**Stated goal**
Transcribe the listing that follows in full, omitting pictures.

>> START Extracted material

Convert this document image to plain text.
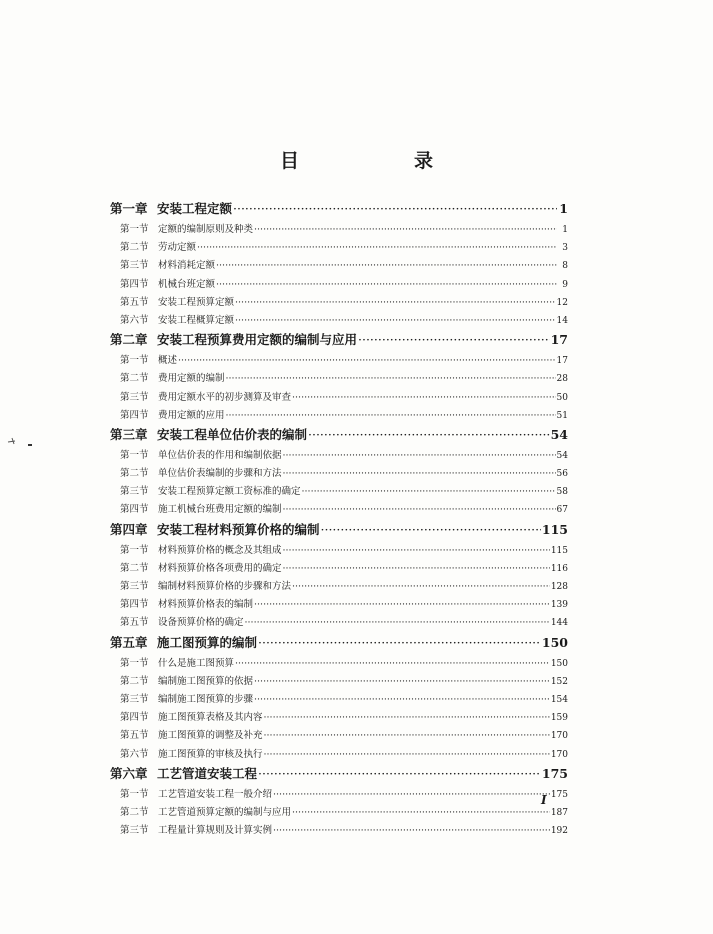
目　录
第一章 安装工程定额 ·····	1
第一节 定额的编制原则及种类 ·····	1
第二节 劳动定额 ·····	3
第三节 材料消耗定额 ·····	8
第四节 机械台班定额 ·····	9
第五节 安装工程预算定额 ·····	12
第六节 安装工程概算定额 ·····	14
第二章 安装工程预算费用定额的编制与应用 ·····	17
第一节 概述 ·····	17
第二节 费用定额的编制 ·····	28
第三节 费用定额水平的初步测算及审查 ·····	50
第四节 费用定额的应用 ·····	51
第三章 安装工程单位估价表的编制 ·····	54
第一节 单位估价表的作用和编制依据 ·····	54
第二节 单位估价表编制的步骤和方法 ·····	56
第三节 安装工程预算定额工资标准的确定 ·····	58
第四节 施工机械台班费用定额的编制 ·····	67
第四章 安装工程材料预算价格的编制 ·····	115
第一节 材料预算价格的概念及其组成 ·····	115
第二节 材料预算价格各项费用的确定 ·····	116
第三节 编制材料预算价格的步骤和方法 ·····	128
第四节 材料预算价格表的编制 ·····	139
第五节 设备预算价格的确定 ·····	144
第五章 施工图预算的编制 ·····	150
第一节 什么是施工图预算 ·····	150
第二节 编制施工图预算的依据 ·····	152
第三节 编制施工图预算的步骤 ·····	154
第四节 施工图预算表格及其内容 ·····	159
第五节 施工图预算的调整及补充 ·····	170
第六节 施工图预算的审核及执行 ·····	170
第六章 工艺管道安装工程 ·····	175
第一节 工艺管道安装工程一般介绍 ·····	175
第二节 工艺管道预算定额的编制与应用 ·····	187
第三节 工程量计算规则及计算实例 ·····	192
I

>> END Extracted material

**Answer for the task**
Convert this document image to plain text.
目　录
第一章 安装工程定额 ·····	1
第一节 定额的编制原则及种类 ·····	1
第二节 劳动定额 ·····	3
第三节 材料消耗定额 ·····	8
第四节 机械台班定额 ·····	9
第五节 安装工程预算定额 ·····	12
第六节 安装工程概算定额 ·····	14
第二章 安装工程预算费用定额的编制与应用 ·····	17
第一节 概述 ·····	17
第二节 费用定额的编制 ·····	28
第三节 费用定额水平的初步测算及审查 ·····	50
第四节 费用定额的应用 ·····	51
第三章 安装工程单位估价表的编制 ·····	54
第一节 单位估价表的作用和编制依据 ·····	54
第二节 单位估价表编制的步骤和方法 ·····	56
第三节 安装工程预算定额工资标准的确定 ·····	58
第四节 施工机械台班费用定额的编制 ·····	67
第四章 安装工程材料预算价格的编制 ·····	115
第一节 材料预算价格的概念及其组成 ·····	115
第二节 材料预算价格各项费用的确定 ·····	116
第三节 编制材料预算价格的步骤和方法 ·····	128
第四节 材料预算价格表的编制 ·····	139
第五节 设备预算价格的确定 ·····	144
第五章 施工图预算的编制 ·····	150
第一节 什么是施工图预算 ·····	150
第二节 编制施工图预算的依据 ·····	152
第三节 编制施工图预算的步骤 ·····	154
第四节 施工图预算表格及其内容 ·····	159
第五节 施工图预算的调整及补充 ·····	170
第六节 施工图预算的审核及执行 ·····	170
第六章 工艺管道安装工程 ·····	175
第一节 工艺管道安装工程一般介绍 ·····	175
第二节 工艺管道预算定额的编制与应用 ·····	187
第三节 工程量计算规则及计算实例 ·····	192
I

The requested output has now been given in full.